* [Required task]
Below is a set of records; restate each one word for word.

* [Dataset]
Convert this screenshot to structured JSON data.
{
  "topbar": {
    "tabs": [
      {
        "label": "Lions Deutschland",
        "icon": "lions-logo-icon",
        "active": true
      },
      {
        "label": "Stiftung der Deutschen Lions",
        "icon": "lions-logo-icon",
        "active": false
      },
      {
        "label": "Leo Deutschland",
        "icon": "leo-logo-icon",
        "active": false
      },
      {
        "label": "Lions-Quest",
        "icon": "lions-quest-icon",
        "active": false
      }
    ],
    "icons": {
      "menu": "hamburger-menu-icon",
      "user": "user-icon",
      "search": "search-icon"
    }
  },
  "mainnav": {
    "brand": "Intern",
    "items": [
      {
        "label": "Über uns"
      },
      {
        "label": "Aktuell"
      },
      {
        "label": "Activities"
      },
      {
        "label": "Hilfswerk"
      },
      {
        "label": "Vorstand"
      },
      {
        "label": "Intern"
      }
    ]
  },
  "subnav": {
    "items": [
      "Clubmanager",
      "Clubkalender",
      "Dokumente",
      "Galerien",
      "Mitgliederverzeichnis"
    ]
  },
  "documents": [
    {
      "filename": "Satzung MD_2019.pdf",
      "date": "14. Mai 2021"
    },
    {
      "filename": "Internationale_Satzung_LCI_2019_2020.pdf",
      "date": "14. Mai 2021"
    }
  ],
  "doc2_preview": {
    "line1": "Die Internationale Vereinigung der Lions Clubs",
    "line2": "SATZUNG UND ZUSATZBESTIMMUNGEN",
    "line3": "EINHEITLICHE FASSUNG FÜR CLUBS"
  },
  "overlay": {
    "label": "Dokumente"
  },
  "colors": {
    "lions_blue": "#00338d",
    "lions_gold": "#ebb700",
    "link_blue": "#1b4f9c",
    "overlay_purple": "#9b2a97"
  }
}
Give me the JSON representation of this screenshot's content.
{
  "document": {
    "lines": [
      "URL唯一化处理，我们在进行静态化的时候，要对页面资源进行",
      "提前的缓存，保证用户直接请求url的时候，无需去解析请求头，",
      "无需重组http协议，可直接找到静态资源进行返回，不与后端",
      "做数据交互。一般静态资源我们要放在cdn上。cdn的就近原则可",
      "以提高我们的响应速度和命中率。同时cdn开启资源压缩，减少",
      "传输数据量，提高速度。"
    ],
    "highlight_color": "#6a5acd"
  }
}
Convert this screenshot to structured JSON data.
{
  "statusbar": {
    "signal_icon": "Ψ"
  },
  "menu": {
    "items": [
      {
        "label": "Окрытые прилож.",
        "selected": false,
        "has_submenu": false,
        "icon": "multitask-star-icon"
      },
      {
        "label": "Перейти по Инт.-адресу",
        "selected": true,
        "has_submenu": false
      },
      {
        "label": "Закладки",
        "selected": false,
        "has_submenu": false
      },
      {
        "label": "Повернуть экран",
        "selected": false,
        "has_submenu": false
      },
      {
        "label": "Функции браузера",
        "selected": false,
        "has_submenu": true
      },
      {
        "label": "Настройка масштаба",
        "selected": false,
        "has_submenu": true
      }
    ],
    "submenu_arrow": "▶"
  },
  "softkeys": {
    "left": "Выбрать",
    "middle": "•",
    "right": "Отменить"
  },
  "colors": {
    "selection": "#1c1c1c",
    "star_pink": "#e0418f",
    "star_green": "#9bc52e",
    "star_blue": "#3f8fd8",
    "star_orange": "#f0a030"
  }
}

* [The completed task]
Convert this screenshot to structured JSON data.
{
  "topbar": {
    "tabs": [
      {
        "label": "Lions Deutschland",
        "icon": "lions-logo-icon",
        "active": true
      },
      {
        "label": "Stiftung der Deutschen Lions",
        "icon": "lions-logo-icon",
        "active": false
      },
      {
        "label": "Leo Deutschland",
        "icon": "leo-logo-icon",
        "active": false
      },
      {
        "label": "Lions-Quest",
        "icon": "lions-quest-icon",
        "active": false
      }
    ],
    "icons": {
      "menu": "hamburger-menu-icon",
      "user": "user-icon",
      "search": "search-icon"
    }
  },
  "mainnav": {
    "brand": "Intern",
    "items": [
      {
        "label": "Über uns"
      },
      {
        "label": "Aktuell"
      },
      {
        "label": "Activities"
      },
      {
        "label": "Hilfswerk"
      },
      {
        "label": "Vorstand"
      },
      {
        "label": "Intern"
      }
    ]
  },
  "subnav": {
    "items": [
      "Clubmanager",
      "Clubkalender",
      "Dokumente",
      "Galerien",
      "Mitgliederverzeichnis"
    ]
  },
  "documents": [
    {
      "filename": "Satzung MD_2019.pdf",
      "date": "14. Mai 2021"
    },
    {
      "filename": "Internationale_Satzung_LCI_2019_2020.pdf",
      "date": "14. Mai 2021"
    }
  ],
  "doc2_preview": {
    "line1": "Die Internationale Vereinigung der Lions Clubs",
    "line2": "SATZUNG UND ZUSATZBESTIMMUNGEN",
    "line3": "EINHEITLICHE FASSUNG FÜR CLUBS"
  },
  "overlay": {
    "label": "Dokumente"
  },
  "colors": {
    "lions_blue": "#00338d",
    "lions_gold": "#ebb700",
    "link_blue": "#1b4f9c",
    "overlay_purple": "#9b2a97"
  }
}
Give me the JSON representation of this screenshot's content.
{
  "document": {
    "lines": [
      "URL唯一化处理，我们在进行静态化的时候，要对页面资源进行",
      "提前的缓存，保证用户直接请求url的时候，无需去解析请求头，",
      "无需重组http协议，可直接找到静态资源进行返回，不与后端",
      "做数据交互。一般静态资源我们要放在cdn上。cdn的就近原则可",
      "以提高我们的响应速度和命中率。同时cdn开启资源压缩，减少",
      "传输数据量，提高速度。"
    ],
    "highlight_color": "#6a5acd"
  }
}
Convert this screenshot to structured JSON data.
{
  "statusbar": {
    "signal_icon": "Ψ"
  },
  "menu": {
    "items": [
      {
        "label": "Окрытые прилож.",
        "selected": false,
        "has_submenu": false,
        "icon": "multitask-star-icon"
      },
      {
        "label": "Перейти по Инт.-адресу",
        "selected": true,
        "has_submenu": false
      },
      {
        "label": "Закладки",
        "selected": false,
        "has_submenu": false
      },
      {
        "label": "Повернуть экран",
        "selected": false,
        "has_submenu": false
      },
      {
        "label": "Функции браузера",
        "selected": false,
        "has_submenu": true
      },
      {
        "label": "Настройка масштаба",
        "selected": false,
        "has_submenu": true
      }
    ],
    "submenu_arrow": "▶"
  },
  "softkeys": {
    "left": "Выбрать",
    "middle": "•",
    "right": "Отменить"
  },
  "colors": {
    "selection": "#1c1c1c",
    "star_pink": "#e0418f",
    "star_green": "#9bc52e",
    "star_blue": "#3f8fd8",
    "star_orange": "#f0a030"
  }
}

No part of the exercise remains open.